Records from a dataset

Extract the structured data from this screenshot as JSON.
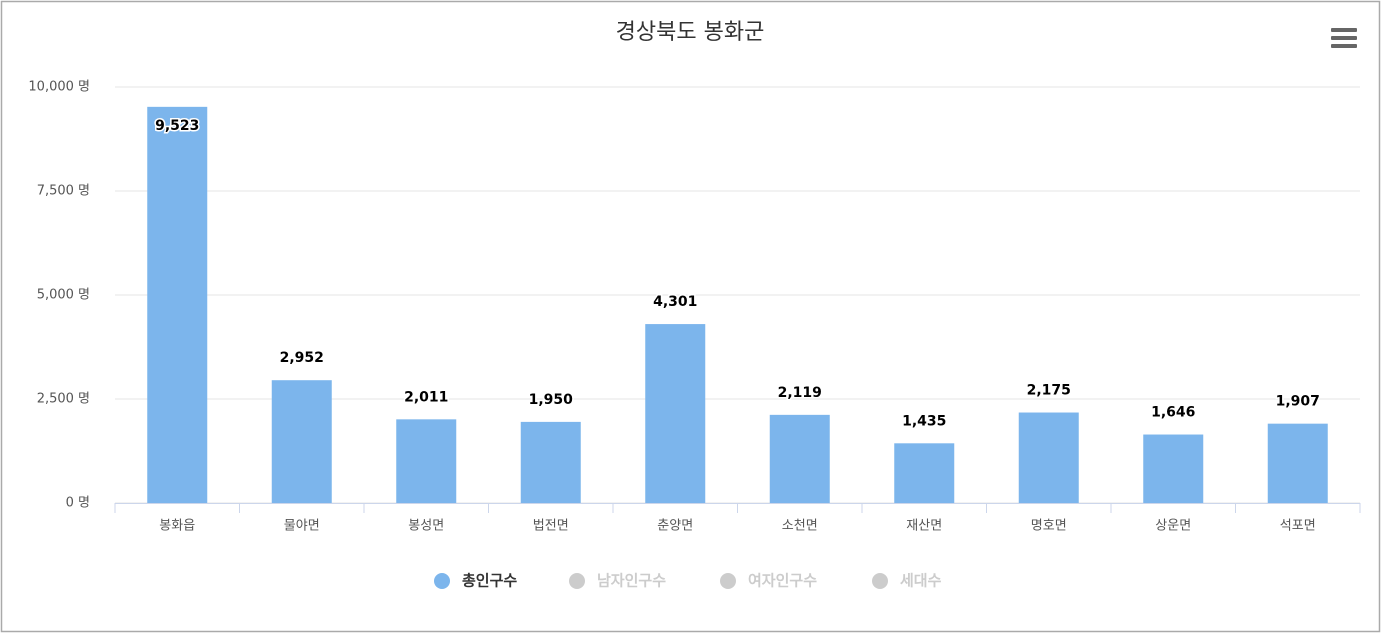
{
  "chart_data": {
    "type": "bar",
    "title": "경상북도 봉화군",
    "categories": [
      "봉화읍",
      "물야면",
      "봉성면",
      "법전면",
      "춘양면",
      "소천면",
      "재산면",
      "명호면",
      "상운면",
      "석포면"
    ],
    "series": [
      {
        "name": "총인구수",
        "color": "#7cb5ec",
        "values": [
          9523,
          2952,
          2011,
          1950,
          4301,
          2119,
          1435,
          2175,
          1646,
          1907
        ],
        "value_labels": [
          "9,523",
          "2,952",
          "2,011",
          "1,950",
          "4,301",
          "2,119",
          "1,435",
          "2,175",
          "1,646",
          "1,907"
        ]
      }
    ],
    "hidden_series": [
      {
        "name": "남자인구수",
        "color": "#cccccc"
      },
      {
        "name": "여자인구수",
        "color": "#cccccc"
      },
      {
        "name": "세대수",
        "color": "#cccccc"
      }
    ],
    "ylim": [
      0,
      10000
    ],
    "yticks": [
      {
        "value": 0,
        "label": "0 명"
      },
      {
        "value": 2500,
        "label": "2,500 명"
      },
      {
        "value": 5000,
        "label": "5,000 명"
      },
      {
        "value": 7500,
        "label": "7,500 명"
      },
      {
        "value": 10000,
        "label": "10,000 명"
      }
    ],
    "grid": true
  }
}
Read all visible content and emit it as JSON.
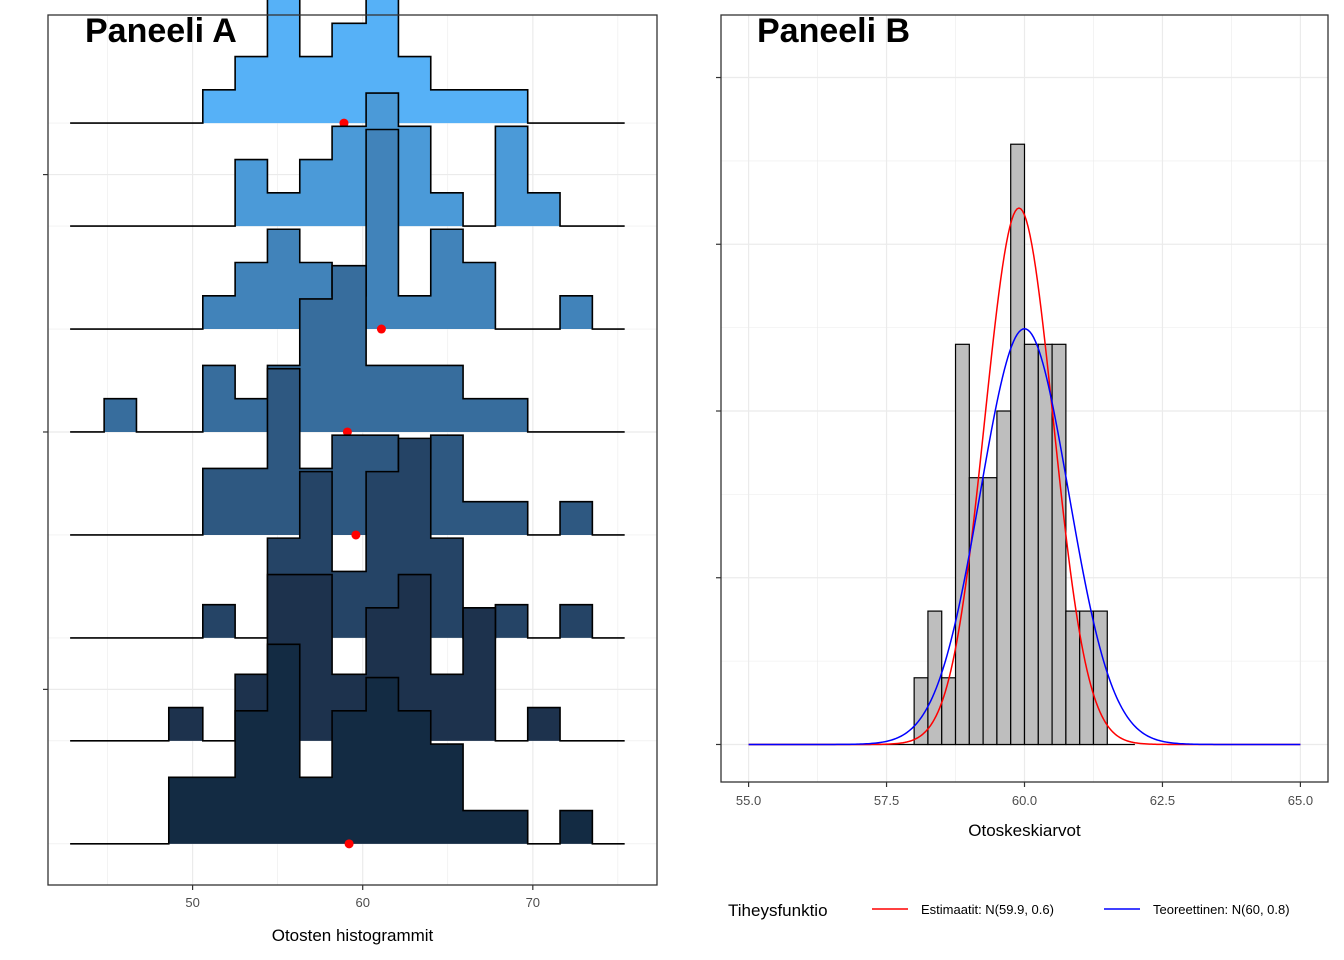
{
  "colors": {
    "grid": "#ebebeb",
    "axis": "#333333",
    "outline": "#000000",
    "mean_marker": "#ff0000",
    "hist_fill": "#bebebe",
    "ridge_fills": [
      "#56b1f7",
      "#4b9ad8",
      "#4183ba",
      "#376d9d",
      "#2e5881",
      "#254466",
      "#1d324d",
      "#132b43"
    ]
  },
  "chart_data": [
    {
      "id": "panel_a",
      "type": "ridgeline-histogram",
      "title": "Paneeli A",
      "xlabel": "Otosten histogrammit",
      "ylabel": "",
      "xlim": [
        41.5,
        77.3
      ],
      "xticks": [
        50,
        60,
        70
      ],
      "xticklabels": [
        "50",
        "60",
        "70"
      ],
      "minor_xticks": [
        45,
        55,
        65,
        75
      ],
      "ylim": [
        0.6,
        9.05
      ],
      "yticks": [
        2.5,
        5,
        7.5
      ],
      "minor_yticks": [
        1,
        2,
        3,
        4,
        5,
        6,
        7,
        8
      ],
      "grid": true,
      "bin_edges": [
        44.8,
        46.7,
        48.6,
        50.6,
        52.5,
        54.4,
        56.3,
        58.2,
        60.2,
        62.1,
        64.0,
        65.9,
        67.8,
        69.7,
        71.6,
        73.5
      ],
      "baseline_range": [
        42.8,
        75.4
      ],
      "unit_height": 0.323,
      "series": [
        {
          "baseline": 8,
          "counts": [
            0,
            0,
            0,
            1,
            2,
            4,
            2,
            3,
            4,
            2,
            1,
            1,
            1,
            0,
            0
          ],
          "mean": 58.9
        },
        {
          "baseline": 7,
          "counts": [
            0,
            0,
            0,
            0,
            2,
            1,
            2,
            3,
            4,
            3,
            1,
            0,
            3,
            1,
            0
          ],
          "mean": 61.2
        },
        {
          "baseline": 6,
          "counts": [
            0,
            0,
            0,
            1,
            2,
            3,
            2,
            1,
            6,
            1,
            3,
            2,
            0,
            0,
            1
          ],
          "mean": 61.1
        },
        {
          "baseline": 5,
          "counts": [
            1,
            0,
            0,
            2,
            1,
            2,
            4,
            5,
            2,
            2,
            2,
            1,
            1,
            0,
            0
          ],
          "mean": 59.1
        },
        {
          "baseline": 4,
          "counts": [
            0,
            0,
            0,
            2,
            2,
            5,
            2,
            3,
            3,
            2,
            3,
            1,
            1,
            0,
            1
          ],
          "mean": 59.6
        },
        {
          "baseline": 3,
          "counts": [
            0,
            0,
            0,
            1,
            0,
            3,
            5,
            2,
            5,
            6,
            3,
            0,
            1,
            0,
            1
          ],
          "mean": 60.6
        },
        {
          "baseline": 2,
          "counts": [
            0,
            0,
            1,
            0,
            2,
            5,
            5,
            2,
            4,
            5,
            2,
            4,
            0,
            1,
            0
          ],
          "mean": 59.9
        },
        {
          "baseline": 1,
          "counts": [
            0,
            0,
            2,
            2,
            4,
            6,
            2,
            4,
            5,
            4,
            3,
            1,
            1,
            0,
            1
          ],
          "mean": 59.2
        }
      ]
    },
    {
      "id": "panel_b",
      "type": "histogram-with-density",
      "title": "Paneeli B",
      "xlabel": "Otoskeskiarvot",
      "ylabel": "",
      "xlim": [
        54.5,
        65.5
      ],
      "xticks": [
        55.0,
        57.5,
        60.0,
        62.5,
        65.0
      ],
      "xticklabels": [
        "55.0",
        "57.5",
        "60.0",
        "62.5",
        "65.0"
      ],
      "minor_xticks": [
        56.25,
        58.75,
        61.25,
        63.75
      ],
      "ylim": [
        -0.045,
        0.875
      ],
      "yticks": [
        0.2,
        0.4,
        0.6,
        0.8
      ],
      "minor_yticks": [
        0.1,
        0.3,
        0.5,
        0.7
      ],
      "grid": true,
      "bin_edges": [
        58.0,
        58.25,
        58.5,
        58.75,
        59.0,
        59.25,
        59.5,
        59.75,
        60.0,
        60.25,
        60.5,
        60.75,
        61.0,
        61.25,
        61.5
      ],
      "bin_heights": [
        0.08,
        0.16,
        0.08,
        0.48,
        0.32,
        0.32,
        0.4,
        0.72,
        0.48,
        0.48,
        0.48,
        0.16,
        0.16,
        0.16
      ],
      "baseline_range": [
        55.0,
        62.0
      ],
      "density_range": [
        55.0,
        65.0
      ],
      "series": [
        {
          "name": "Estimaatit: N(59.9, 0.6)",
          "mean": 59.9,
          "sd": 0.62,
          "color": "#ff0000"
        },
        {
          "name": "Teoreettinen: N(60, 0.8)",
          "mean": 60.0,
          "sd": 0.8,
          "color": "#0000ff"
        }
      ],
      "legend": {
        "title": "Tiheysfunktio",
        "position": "bottom"
      }
    }
  ]
}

## Your task:
Transcribe every entry word for word, but omit the pictures.

## Exercise solution:
Extract the structured data from this screenshot as JSON.
{
  "chart_data": {
    "type": "bar",
    "title": "경상북도 봉화군",
    "categories": [
      "봉화읍",
      "물야면",
      "봉성면",
      "법전면",
      "춘양면",
      "소천면",
      "재산면",
      "명호면",
      "상운면",
      "석포면"
    ],
    "series": [
      {
        "name": "총인구수",
        "color": "#7cb5ec",
        "values": [
          9523,
          2952,
          2011,
          1950,
          4301,
          2119,
          1435,
          2175,
          1646,
          1907
        ],
        "value_labels": [
          "9,523",
          "2,952",
          "2,011",
          "1,950",
          "4,301",
          "2,119",
          "1,435",
          "2,175",
          "1,646",
          "1,907"
        ]
      }
    ],
    "hidden_series": [
      {
        "name": "남자인구수",
        "color": "#cccccc"
      },
      {
        "name": "여자인구수",
        "color": "#cccccc"
      },
      {
        "name": "세대수",
        "color": "#cccccc"
      }
    ],
    "ylim": [
      0,
      10000
    ],
    "yticks": [
      {
        "value": 0,
        "label": "0 명"
      },
      {
        "value": 2500,
        "label": "2,500 명"
      },
      {
        "value": 5000,
        "label": "5,000 명"
      },
      {
        "value": 7500,
        "label": "7,500 명"
      },
      {
        "value": 10000,
        "label": "10,000 명"
      }
    ],
    "grid": true
  }
}
Read all visible content and emit it as JSON.
{
  "colors": {
    "grid": "#ebebeb",
    "axis": "#333333",
    "outline": "#000000",
    "mean_marker": "#ff0000",
    "hist_fill": "#bebebe",
    "ridge_fills": [
      "#56b1f7",
      "#4b9ad8",
      "#4183ba",
      "#376d9d",
      "#2e5881",
      "#254466",
      "#1d324d",
      "#132b43"
    ]
  },
  "chart_data": [
    {
      "id": "panel_a",
      "type": "ridgeline-histogram",
      "title": "Paneeli A",
      "xlabel": "Otosten histogrammit",
      "ylabel": "",
      "xlim": [
        41.5,
        77.3
      ],
      "xticks": [
        50,
        60,
        70
      ],
      "xticklabels": [
        "50",
        "60",
        "70"
      ],
      "minor_xticks": [
        45,
        55,
        65,
        75
      ],
      "ylim": [
        0.6,
        9.05
      ],
      "yticks": [
        2.5,
        5,
        7.5
      ],
      "minor_yticks": [
        1,
        2,
        3,
        4,
        5,
        6,
        7,
        8
      ],
      "grid": true,
      "bin_edges": [
        44.8,
        46.7,
        48.6,
        50.6,
        52.5,
        54.4,
        56.3,
        58.2,
        60.2,
        62.1,
        64.0,
        65.9,
        67.8,
        69.7,
        71.6,
        73.5
      ],
      "baseline_range": [
        42.8,
        75.4
      ],
      "unit_height": 0.323,
      "series": [
        {
          "baseline": 8,
          "counts": [
            0,
            0,
            0,
            1,
            2,
            4,
            2,
            3,
            4,
            2,
            1,
            1,
            1,
            0,
            0
          ],
          "mean": 58.9
        },
        {
          "baseline": 7,
          "counts": [
            0,
            0,
            0,
            0,
            2,
            1,
            2,
            3,
            4,
            3,
            1,
            0,
            3,
            1,
            0
          ],
          "mean": 61.2
        },
        {
          "baseline": 6,
          "counts": [
            0,
            0,
            0,
            1,
            2,
            3,
            2,
            1,
            6,
            1,
            3,
            2,
            0,
            0,
            1
          ],
          "mean": 61.1
        },
        {
          "baseline": 5,
          "counts": [
            1,
            0,
            0,
            2,
            1,
            2,
            4,
            5,
            2,
            2,
            2,
            1,
            1,
            0,
            0
          ],
          "mean": 59.1
        },
        {
          "baseline": 4,
          "counts": [
            0,
            0,
            0,
            2,
            2,
            5,
            2,
            3,
            3,
            2,
            3,
            1,
            1,
            0,
            1
          ],
          "mean": 59.6
        },
        {
          "baseline": 3,
          "counts": [
            0,
            0,
            0,
            1,
            0,
            3,
            5,
            2,
            5,
            6,
            3,
            0,
            1,
            0,
            1
          ],
          "mean": 60.6
        },
        {
          "baseline": 2,
          "counts": [
            0,
            0,
            1,
            0,
            2,
            5,
            5,
            2,
            4,
            5,
            2,
            4,
            0,
            1,
            0
          ],
          "mean": 59.9
        },
        {
          "baseline": 1,
          "counts": [
            0,
            0,
            2,
            2,
            4,
            6,
            2,
            4,
            5,
            4,
            3,
            1,
            1,
            0,
            1
          ],
          "mean": 59.2
        }
      ]
    },
    {
      "id": "panel_b",
      "type": "histogram-with-density",
      "title": "Paneeli B",
      "xlabel": "Otoskeskiarvot",
      "ylabel": "",
      "xlim": [
        54.5,
        65.5
      ],
      "xticks": [
        55.0,
        57.5,
        60.0,
        62.5,
        65.0
      ],
      "xticklabels": [
        "55.0",
        "57.5",
        "60.0",
        "62.5",
        "65.0"
      ],
      "minor_xticks": [
        56.25,
        58.75,
        61.25,
        63.75
      ],
      "ylim": [
        -0.045,
        0.875
      ],
      "yticks": [
        0.2,
        0.4,
        0.6,
        0.8
      ],
      "minor_yticks": [
        0.1,
        0.3,
        0.5,
        0.7
      ],
      "grid": true,
      "bin_edges": [
        58.0,
        58.25,
        58.5,
        58.75,
        59.0,
        59.25,
        59.5,
        59.75,
        60.0,
        60.25,
        60.5,
        60.75,
        61.0,
        61.25,
        61.5
      ],
      "bin_heights": [
        0.08,
        0.16,
        0.08,
        0.48,
        0.32,
        0.32,
        0.4,
        0.72,
        0.48,
        0.48,
        0.48,
        0.16,
        0.16,
        0.16
      ],
      "baseline_range": [
        55.0,
        62.0
      ],
      "density_range": [
        55.0,
        65.0
      ],
      "series": [
        {
          "name": "Estimaatit: N(59.9, 0.6)",
          "mean": 59.9,
          "sd": 0.62,
          "color": "#ff0000"
        },
        {
          "name": "Teoreettinen: N(60, 0.8)",
          "mean": 60.0,
          "sd": 0.8,
          "color": "#0000ff"
        }
      ],
      "legend": {
        "title": "Tiheysfunktio",
        "position": "bottom"
      }
    }
  ]
}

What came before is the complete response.